RECORDS FOR PROCESSING:
────────────────────────────────────────

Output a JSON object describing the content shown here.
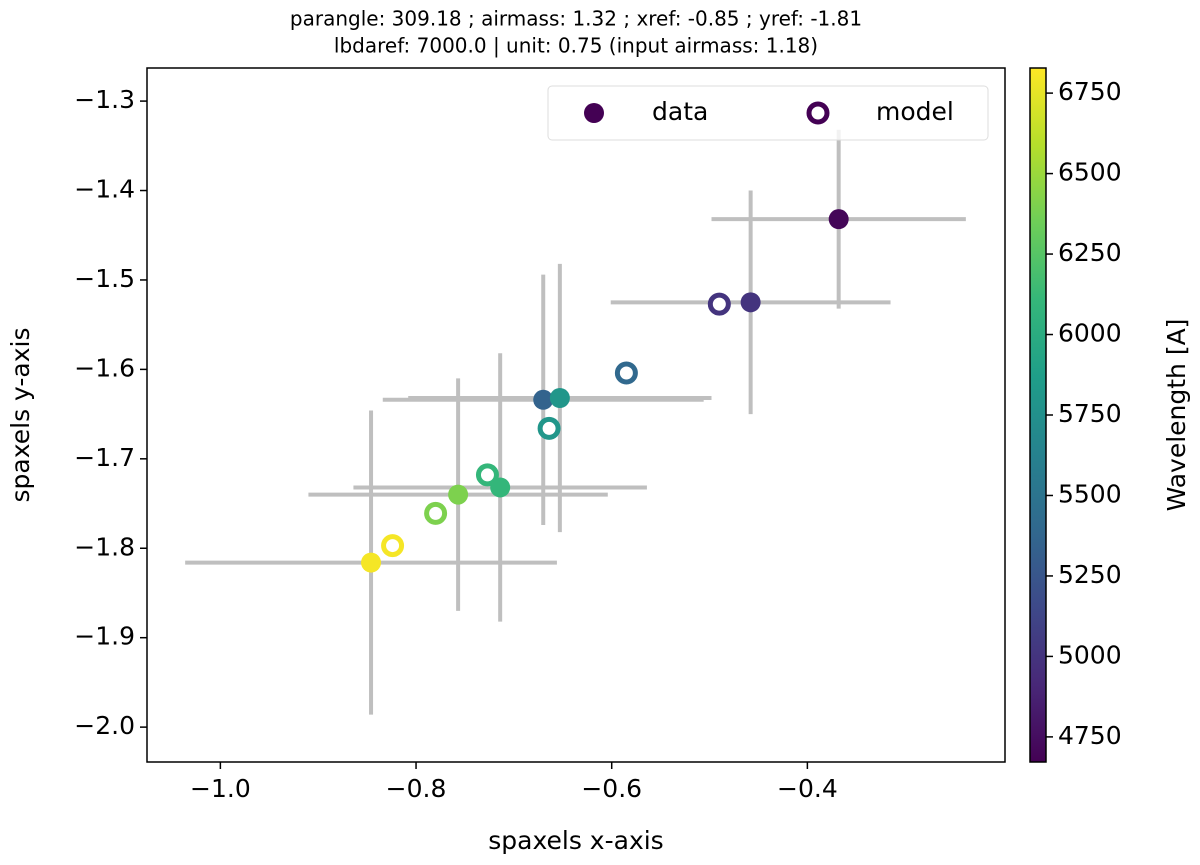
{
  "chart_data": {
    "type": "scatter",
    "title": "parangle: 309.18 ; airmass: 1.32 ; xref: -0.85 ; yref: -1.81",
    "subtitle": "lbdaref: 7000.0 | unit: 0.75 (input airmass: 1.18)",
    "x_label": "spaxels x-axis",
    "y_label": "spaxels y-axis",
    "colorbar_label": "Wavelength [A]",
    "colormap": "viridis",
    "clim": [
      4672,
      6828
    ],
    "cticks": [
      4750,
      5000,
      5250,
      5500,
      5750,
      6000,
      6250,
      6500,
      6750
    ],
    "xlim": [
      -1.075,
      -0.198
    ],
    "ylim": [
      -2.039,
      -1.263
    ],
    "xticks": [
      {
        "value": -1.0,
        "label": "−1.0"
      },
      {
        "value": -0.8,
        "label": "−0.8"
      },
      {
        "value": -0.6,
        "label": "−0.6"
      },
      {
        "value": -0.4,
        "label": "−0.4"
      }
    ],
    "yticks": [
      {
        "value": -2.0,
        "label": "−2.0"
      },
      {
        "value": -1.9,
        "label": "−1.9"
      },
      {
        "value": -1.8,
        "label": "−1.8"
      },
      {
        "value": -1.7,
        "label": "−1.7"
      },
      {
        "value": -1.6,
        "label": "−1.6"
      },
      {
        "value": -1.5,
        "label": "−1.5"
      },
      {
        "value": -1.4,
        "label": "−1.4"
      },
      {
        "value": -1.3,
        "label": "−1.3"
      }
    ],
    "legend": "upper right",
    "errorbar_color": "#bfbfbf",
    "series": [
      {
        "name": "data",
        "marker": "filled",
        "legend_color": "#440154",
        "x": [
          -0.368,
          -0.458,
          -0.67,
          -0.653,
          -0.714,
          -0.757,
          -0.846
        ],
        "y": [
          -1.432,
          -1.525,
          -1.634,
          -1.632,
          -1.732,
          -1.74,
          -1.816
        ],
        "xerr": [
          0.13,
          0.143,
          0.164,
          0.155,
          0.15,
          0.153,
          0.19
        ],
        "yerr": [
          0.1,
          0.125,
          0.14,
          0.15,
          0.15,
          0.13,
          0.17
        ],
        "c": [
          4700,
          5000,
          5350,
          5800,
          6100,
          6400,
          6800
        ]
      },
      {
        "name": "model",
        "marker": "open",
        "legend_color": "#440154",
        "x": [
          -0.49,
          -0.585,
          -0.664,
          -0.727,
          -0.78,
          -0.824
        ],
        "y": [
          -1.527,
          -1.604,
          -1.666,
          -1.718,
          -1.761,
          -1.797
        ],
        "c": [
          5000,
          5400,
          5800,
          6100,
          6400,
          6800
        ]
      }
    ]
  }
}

────────────────────────────────────────

WHAT IS ASKED: Look for "axis" and pull out every line that has it.

RESPONSE TO THE EXERCISE:
    "x_label": "spaxels x-axis",
    "y_label": "spaxels y-axis",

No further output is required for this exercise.